Exactly how many lines have the word "MASTERY"? Answer with the bare number.

■ ■ ■ ■

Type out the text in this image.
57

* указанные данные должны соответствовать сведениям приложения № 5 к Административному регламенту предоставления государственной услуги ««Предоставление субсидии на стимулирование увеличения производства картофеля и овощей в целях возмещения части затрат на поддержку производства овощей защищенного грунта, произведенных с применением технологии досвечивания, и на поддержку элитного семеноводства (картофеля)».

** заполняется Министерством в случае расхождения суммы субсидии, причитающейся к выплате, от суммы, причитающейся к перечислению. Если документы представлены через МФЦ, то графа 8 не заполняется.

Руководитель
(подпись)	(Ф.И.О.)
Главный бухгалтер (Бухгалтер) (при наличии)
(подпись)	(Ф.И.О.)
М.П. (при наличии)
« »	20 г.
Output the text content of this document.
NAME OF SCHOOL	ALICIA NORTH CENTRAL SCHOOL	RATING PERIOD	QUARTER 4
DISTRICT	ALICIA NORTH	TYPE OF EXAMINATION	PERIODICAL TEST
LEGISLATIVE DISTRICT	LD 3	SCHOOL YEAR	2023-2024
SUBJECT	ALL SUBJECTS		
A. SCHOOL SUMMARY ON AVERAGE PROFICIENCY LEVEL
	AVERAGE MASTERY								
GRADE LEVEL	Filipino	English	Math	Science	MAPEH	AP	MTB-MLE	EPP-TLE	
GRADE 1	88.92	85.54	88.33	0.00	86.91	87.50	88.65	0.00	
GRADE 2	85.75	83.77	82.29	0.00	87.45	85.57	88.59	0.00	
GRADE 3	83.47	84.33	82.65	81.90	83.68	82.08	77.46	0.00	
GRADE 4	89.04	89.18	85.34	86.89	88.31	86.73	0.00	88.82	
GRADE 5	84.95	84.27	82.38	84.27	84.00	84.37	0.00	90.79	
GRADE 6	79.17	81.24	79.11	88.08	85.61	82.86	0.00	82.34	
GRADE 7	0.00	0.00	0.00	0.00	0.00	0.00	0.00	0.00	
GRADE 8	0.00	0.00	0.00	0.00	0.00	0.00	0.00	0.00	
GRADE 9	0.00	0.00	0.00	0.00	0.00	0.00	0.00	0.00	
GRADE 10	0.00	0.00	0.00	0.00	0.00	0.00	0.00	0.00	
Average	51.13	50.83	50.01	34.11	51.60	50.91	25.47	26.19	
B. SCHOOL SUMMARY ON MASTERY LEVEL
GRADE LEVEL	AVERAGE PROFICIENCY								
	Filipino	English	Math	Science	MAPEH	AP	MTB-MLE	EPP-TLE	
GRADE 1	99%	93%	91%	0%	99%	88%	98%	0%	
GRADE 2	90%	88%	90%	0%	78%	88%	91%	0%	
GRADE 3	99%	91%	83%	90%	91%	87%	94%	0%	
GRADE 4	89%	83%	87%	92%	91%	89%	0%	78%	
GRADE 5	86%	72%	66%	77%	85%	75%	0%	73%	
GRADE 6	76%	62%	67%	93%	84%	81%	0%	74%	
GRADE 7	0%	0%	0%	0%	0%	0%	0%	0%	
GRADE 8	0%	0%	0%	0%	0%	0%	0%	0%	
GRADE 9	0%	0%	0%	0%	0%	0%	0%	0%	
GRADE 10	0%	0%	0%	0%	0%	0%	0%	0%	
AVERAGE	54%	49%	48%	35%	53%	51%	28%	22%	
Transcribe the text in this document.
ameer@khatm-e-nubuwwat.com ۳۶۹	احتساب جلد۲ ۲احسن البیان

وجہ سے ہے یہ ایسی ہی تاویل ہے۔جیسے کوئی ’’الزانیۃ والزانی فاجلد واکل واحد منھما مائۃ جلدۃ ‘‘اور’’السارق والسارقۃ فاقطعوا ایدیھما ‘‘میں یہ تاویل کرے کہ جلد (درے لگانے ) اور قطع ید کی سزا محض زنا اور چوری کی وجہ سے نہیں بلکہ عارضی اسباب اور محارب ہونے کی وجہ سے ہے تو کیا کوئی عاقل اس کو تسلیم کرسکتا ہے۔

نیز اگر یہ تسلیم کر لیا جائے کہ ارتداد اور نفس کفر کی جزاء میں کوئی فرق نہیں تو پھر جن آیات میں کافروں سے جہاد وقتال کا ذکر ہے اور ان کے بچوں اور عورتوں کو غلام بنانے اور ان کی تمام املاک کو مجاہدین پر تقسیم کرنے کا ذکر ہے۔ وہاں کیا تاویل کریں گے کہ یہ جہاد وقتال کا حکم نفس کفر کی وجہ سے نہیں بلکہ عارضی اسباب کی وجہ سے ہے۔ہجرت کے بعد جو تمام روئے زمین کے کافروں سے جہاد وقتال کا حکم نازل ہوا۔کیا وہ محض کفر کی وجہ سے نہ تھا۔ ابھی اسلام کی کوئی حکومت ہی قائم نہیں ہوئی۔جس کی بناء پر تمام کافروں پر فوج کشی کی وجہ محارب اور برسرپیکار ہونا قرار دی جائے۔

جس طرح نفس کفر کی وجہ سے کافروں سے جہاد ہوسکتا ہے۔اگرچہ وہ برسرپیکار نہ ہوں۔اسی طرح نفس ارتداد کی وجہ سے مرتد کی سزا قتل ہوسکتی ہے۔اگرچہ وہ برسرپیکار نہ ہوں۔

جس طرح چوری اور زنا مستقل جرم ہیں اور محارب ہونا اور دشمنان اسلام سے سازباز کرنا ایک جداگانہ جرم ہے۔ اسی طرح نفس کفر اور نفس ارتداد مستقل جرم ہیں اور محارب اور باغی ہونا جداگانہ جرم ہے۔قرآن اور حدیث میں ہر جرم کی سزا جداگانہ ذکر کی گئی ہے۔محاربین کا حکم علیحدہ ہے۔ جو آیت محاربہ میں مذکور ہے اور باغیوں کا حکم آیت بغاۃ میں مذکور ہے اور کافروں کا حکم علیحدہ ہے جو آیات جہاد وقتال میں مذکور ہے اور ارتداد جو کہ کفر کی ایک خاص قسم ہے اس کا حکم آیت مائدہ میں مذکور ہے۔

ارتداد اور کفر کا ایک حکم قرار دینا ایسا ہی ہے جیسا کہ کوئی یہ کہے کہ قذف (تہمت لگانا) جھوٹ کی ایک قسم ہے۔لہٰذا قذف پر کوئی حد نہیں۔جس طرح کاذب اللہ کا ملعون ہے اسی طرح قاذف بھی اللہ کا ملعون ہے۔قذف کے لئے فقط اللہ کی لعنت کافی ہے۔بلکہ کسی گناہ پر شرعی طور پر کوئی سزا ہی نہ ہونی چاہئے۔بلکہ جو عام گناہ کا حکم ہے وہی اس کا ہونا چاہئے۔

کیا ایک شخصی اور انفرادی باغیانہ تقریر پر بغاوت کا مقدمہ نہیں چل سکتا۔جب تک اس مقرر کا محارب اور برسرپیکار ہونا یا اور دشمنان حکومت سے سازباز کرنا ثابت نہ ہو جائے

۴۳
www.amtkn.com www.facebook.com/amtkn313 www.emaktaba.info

■ ■ ■ ■

Solution below: 2